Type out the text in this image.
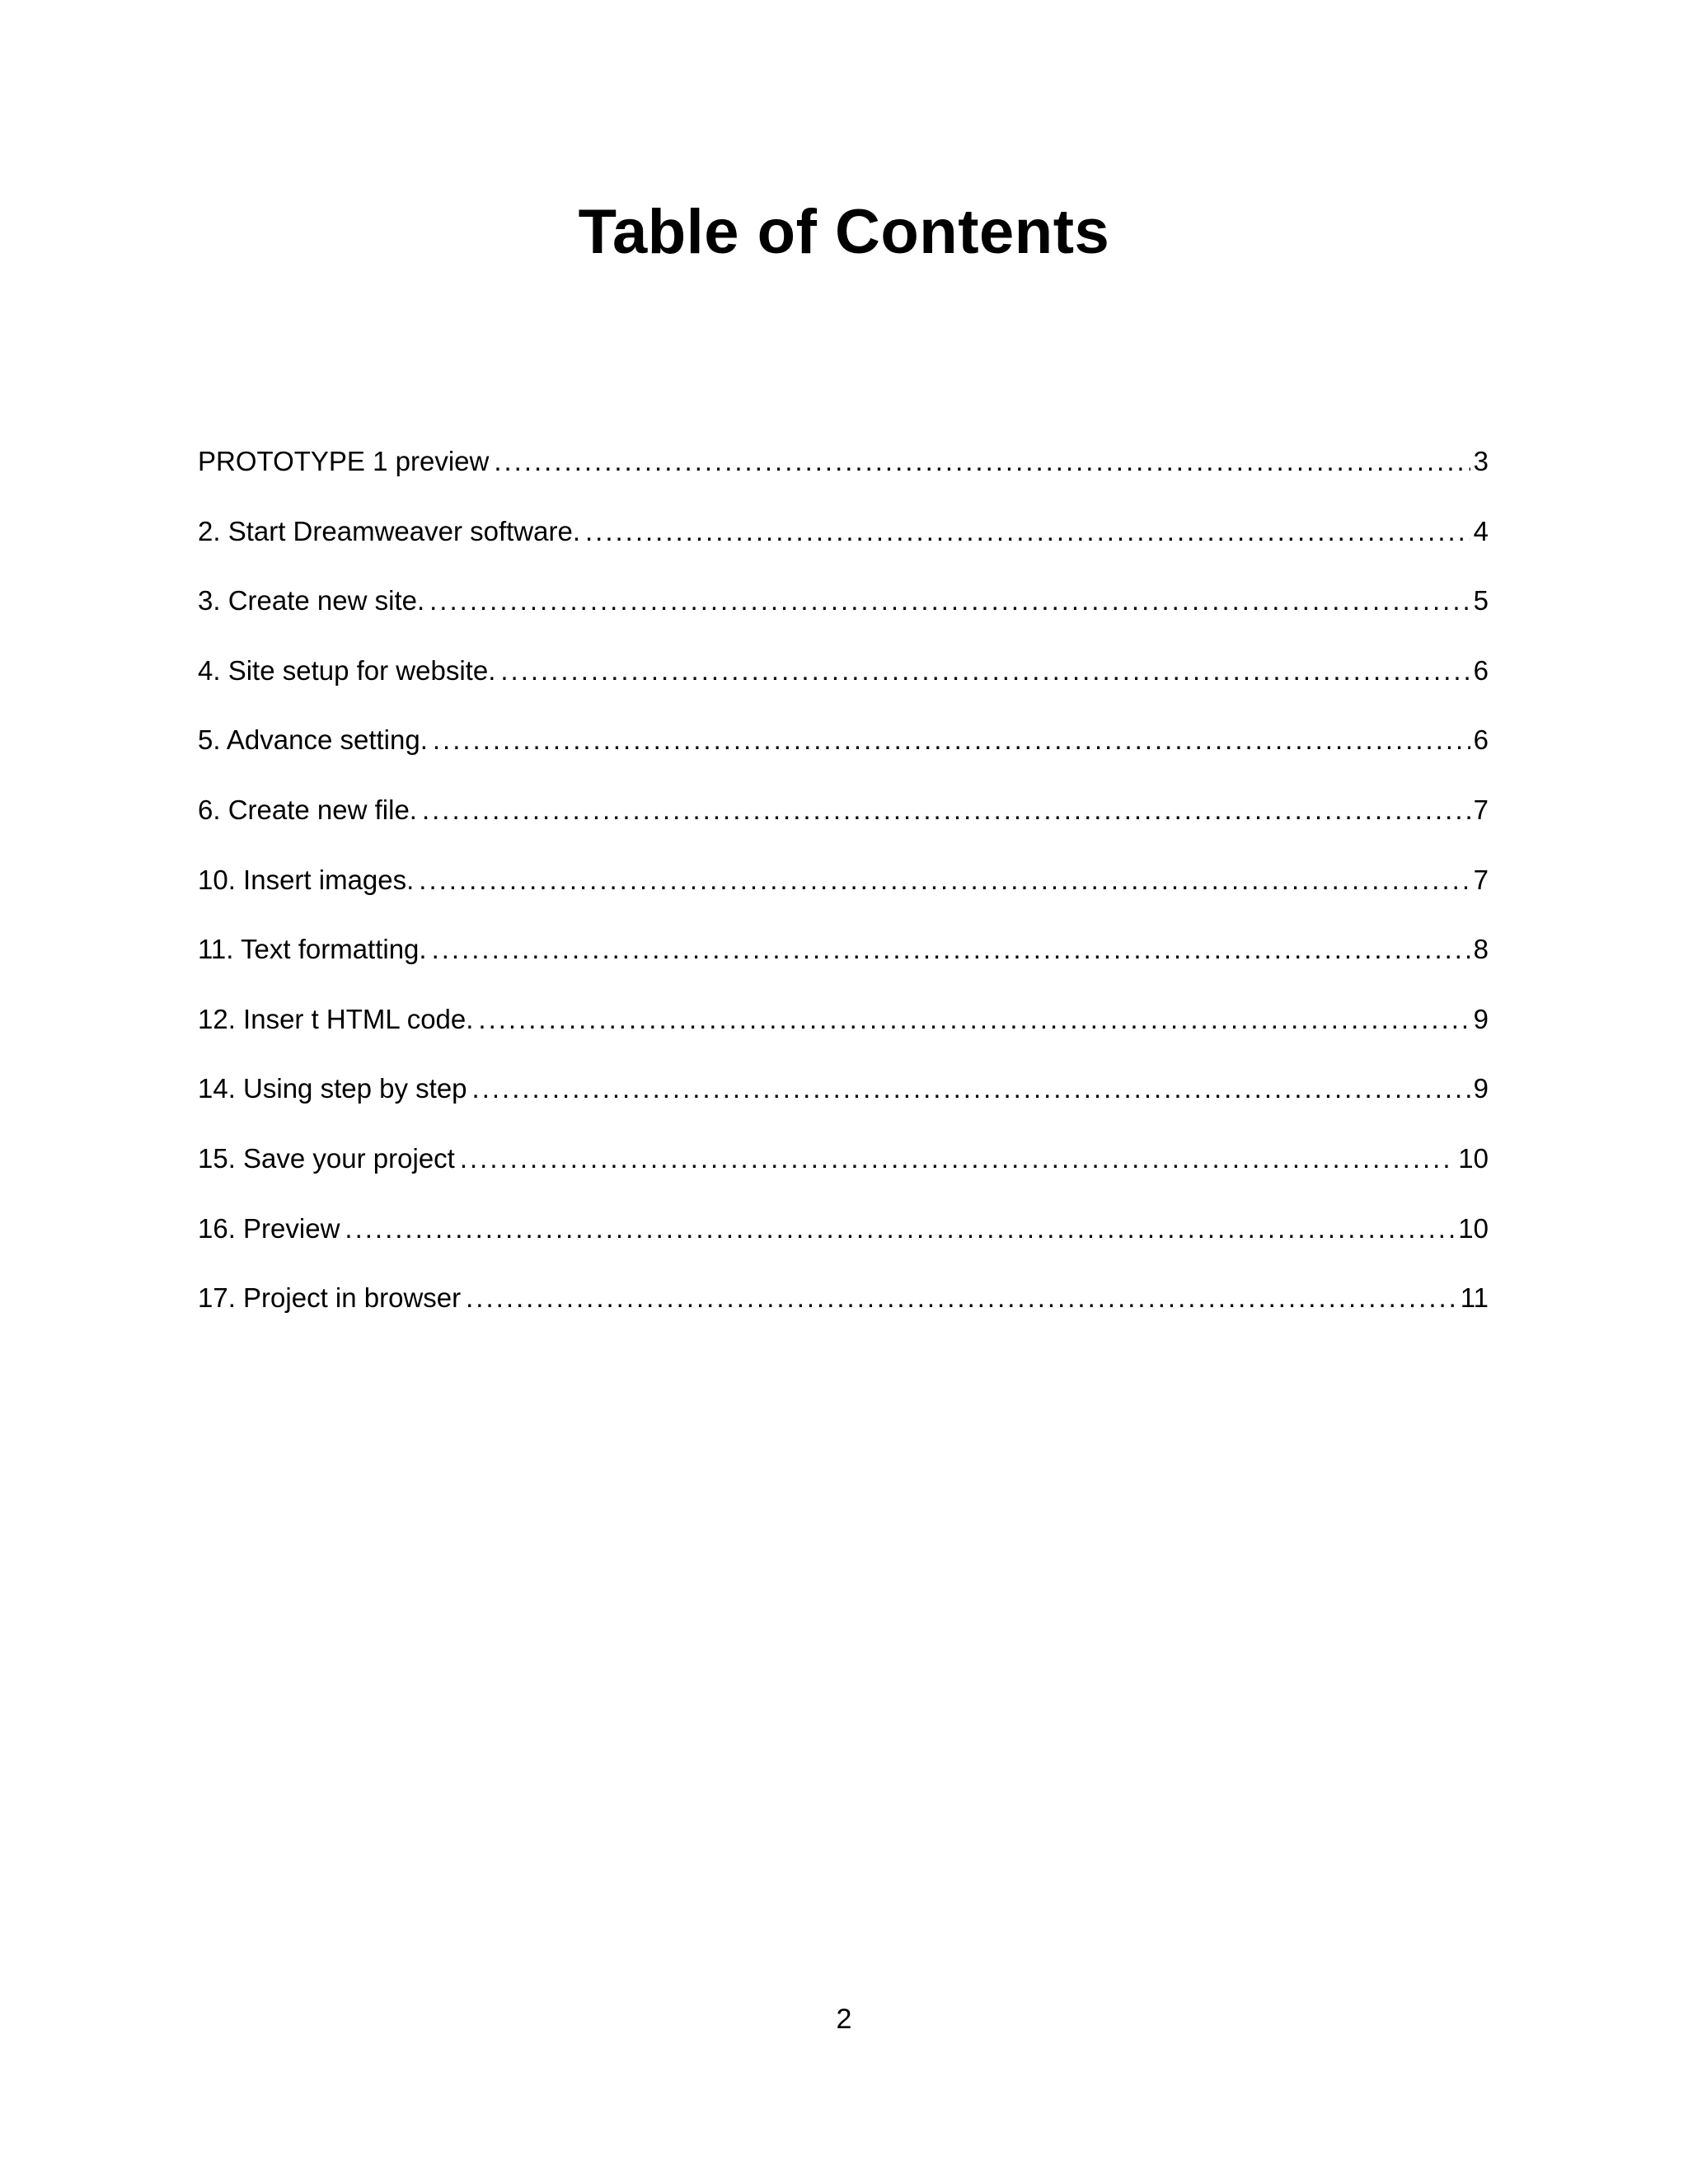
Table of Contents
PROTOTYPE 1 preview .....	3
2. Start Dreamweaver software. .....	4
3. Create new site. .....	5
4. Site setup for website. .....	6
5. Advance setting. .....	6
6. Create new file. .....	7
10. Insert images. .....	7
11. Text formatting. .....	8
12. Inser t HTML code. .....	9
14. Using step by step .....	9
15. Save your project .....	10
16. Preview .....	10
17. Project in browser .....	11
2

==

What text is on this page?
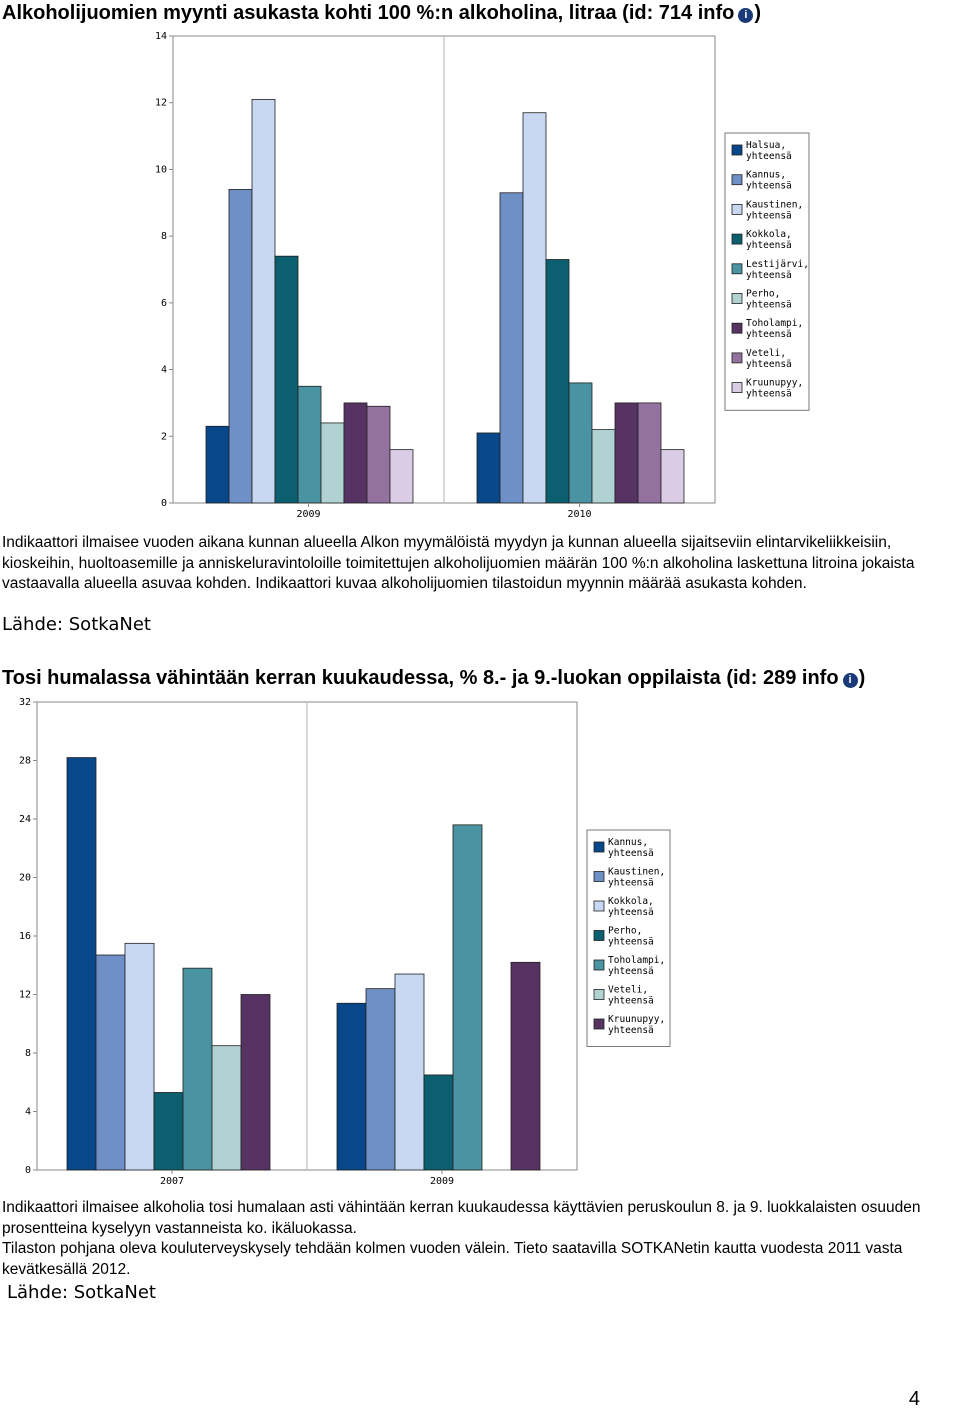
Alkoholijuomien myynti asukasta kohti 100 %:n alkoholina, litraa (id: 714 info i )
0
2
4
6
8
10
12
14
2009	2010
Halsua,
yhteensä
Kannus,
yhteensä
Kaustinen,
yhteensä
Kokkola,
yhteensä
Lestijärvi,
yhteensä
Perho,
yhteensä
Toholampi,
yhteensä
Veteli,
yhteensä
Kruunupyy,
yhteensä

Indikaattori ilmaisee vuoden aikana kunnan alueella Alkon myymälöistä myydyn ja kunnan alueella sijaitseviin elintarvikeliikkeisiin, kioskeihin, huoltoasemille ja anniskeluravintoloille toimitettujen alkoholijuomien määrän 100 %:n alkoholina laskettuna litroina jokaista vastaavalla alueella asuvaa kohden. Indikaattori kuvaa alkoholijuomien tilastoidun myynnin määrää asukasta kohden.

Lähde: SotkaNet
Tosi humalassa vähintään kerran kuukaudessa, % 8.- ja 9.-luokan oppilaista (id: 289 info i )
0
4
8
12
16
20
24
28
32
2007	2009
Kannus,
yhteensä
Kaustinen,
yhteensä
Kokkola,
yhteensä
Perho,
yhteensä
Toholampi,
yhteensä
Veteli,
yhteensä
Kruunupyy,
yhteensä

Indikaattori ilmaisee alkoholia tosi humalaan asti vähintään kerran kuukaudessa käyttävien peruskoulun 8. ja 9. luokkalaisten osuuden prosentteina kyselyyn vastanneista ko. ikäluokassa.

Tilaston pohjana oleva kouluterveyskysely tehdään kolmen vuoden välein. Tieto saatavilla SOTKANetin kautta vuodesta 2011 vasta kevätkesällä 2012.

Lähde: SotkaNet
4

---

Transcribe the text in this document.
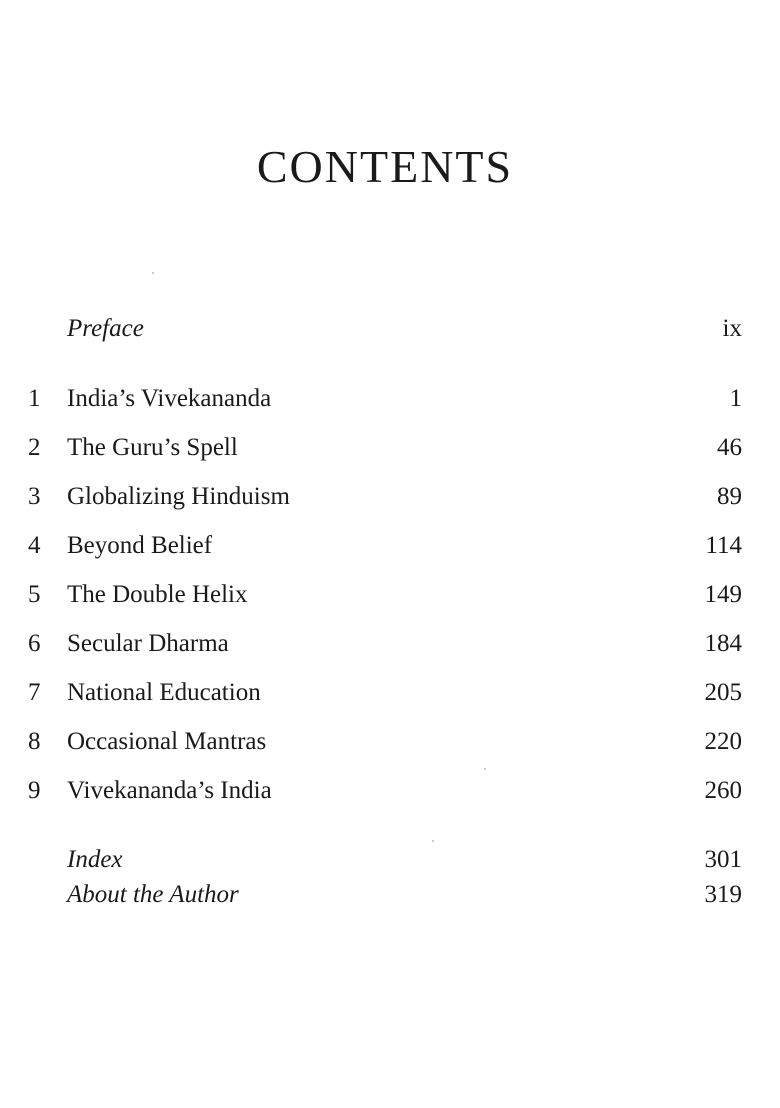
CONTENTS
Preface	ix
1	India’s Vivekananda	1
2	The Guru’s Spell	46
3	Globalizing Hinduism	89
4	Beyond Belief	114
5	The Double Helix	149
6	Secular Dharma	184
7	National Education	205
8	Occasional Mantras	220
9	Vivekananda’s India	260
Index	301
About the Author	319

__Set exercise__
Return all lines containing the word "Vivekananda".

__Answer below__
1	India’s Vivekananda	1
9	Vivekananda’s India	260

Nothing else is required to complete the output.